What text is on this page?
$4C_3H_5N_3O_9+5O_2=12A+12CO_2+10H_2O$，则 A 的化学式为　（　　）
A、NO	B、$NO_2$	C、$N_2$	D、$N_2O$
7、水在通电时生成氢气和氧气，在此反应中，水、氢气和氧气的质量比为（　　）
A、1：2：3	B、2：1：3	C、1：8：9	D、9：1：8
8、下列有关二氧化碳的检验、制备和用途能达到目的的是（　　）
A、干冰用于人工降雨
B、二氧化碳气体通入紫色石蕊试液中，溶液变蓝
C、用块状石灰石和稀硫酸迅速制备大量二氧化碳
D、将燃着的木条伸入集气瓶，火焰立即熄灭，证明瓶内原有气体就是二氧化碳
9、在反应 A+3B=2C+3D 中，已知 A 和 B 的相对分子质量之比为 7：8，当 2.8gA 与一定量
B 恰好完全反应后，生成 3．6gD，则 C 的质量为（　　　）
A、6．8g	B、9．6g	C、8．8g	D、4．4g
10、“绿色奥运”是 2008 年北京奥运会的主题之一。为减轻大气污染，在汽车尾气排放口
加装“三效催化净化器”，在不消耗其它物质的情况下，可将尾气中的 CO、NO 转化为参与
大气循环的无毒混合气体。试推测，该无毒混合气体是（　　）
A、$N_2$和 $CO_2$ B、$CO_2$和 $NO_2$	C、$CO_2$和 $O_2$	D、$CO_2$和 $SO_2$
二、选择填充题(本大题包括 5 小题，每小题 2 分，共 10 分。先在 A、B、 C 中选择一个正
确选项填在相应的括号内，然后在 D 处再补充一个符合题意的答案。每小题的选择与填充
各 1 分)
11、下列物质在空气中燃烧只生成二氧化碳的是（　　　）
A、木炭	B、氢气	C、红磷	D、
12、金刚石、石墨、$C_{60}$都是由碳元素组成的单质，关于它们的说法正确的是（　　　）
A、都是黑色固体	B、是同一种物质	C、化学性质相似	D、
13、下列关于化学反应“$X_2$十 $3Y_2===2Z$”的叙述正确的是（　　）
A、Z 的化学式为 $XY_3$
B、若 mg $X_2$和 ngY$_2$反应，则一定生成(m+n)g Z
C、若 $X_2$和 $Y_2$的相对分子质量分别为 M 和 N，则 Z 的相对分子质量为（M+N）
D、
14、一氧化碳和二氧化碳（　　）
··········
▶ WHAT THE TASK ASKS: Output each record precisely as given.

▶ ANSWER IN FULL:
What text is on this page?
$4C_3H_5N_3O_9+5O_2=12A+12CO_2+10H_2O$，则 A 的化学式为　（　　）
A、NO	B、$NO_2$	C、$N_2$	D、$N_2O$
7、水在通电时生成氢气和氧气，在此反应中，水、氢气和氧气的质量比为（　　）
A、1：2：3	B、2：1：3	C、1：8：9	D、9：1：8
8、下列有关二氧化碳的检验、制备和用途能达到目的的是（　　）
A、干冰用于人工降雨
B、二氧化碳气体通入紫色石蕊试液中，溶液变蓝
C、用块状石灰石和稀硫酸迅速制备大量二氧化碳
D、将燃着的木条伸入集气瓶，火焰立即熄灭，证明瓶内原有气体就是二氧化碳
9、在反应 A+3B=2C+3D 中，已知 A 和 B 的相对分子质量之比为 7：8，当 2.8gA 与一定量
B 恰好完全反应后，生成 3．6gD，则 C 的质量为（　　　）
A、6．8g	B、9．6g	C、8．8g	D、4．4g
10、“绿色奥运”是 2008 年北京奥运会的主题之一。为减轻大气污染，在汽车尾气排放口
加装“三效催化净化器”，在不消耗其它物质的情况下，可将尾气中的 CO、NO 转化为参与
大气循环的无毒混合气体。试推测，该无毒混合气体是（　　）
A、$N_2$和 $CO_2$ B、$CO_2$和 $NO_2$	C、$CO_2$和 $O_2$	D、$CO_2$和 $SO_2$
二、选择填充题(本大题包括 5 小题，每小题 2 分，共 10 分。先在 A、B、 C 中选择一个正
确选项填在相应的括号内，然后在 D 处再补充一个符合题意的答案。每小题的选择与填充
各 1 分)
11、下列物质在空气中燃烧只生成二氧化碳的是（　　　）
A、木炭	B、氢气	C、红磷	D、
12、金刚石、石墨、$C_{60}$都是由碳元素组成的单质，关于它们的说法正确的是（　　　）
A、都是黑色固体	B、是同一种物质	C、化学性质相似	D、
13、下列关于化学反应“$X_2$十 $3Y_2===2Z$”的叙述正确的是（　　）
A、Z 的化学式为 $XY_3$
B、若 mg $X_2$和 ngY$_2$反应，则一定生成(m+n)g Z
C、若 $X_2$和 $Y_2$的相对分子质量分别为 M 和 N，则 Z 的相对分子质量为（M+N）
D、
14、一氧化碳和二氧化碳（　　）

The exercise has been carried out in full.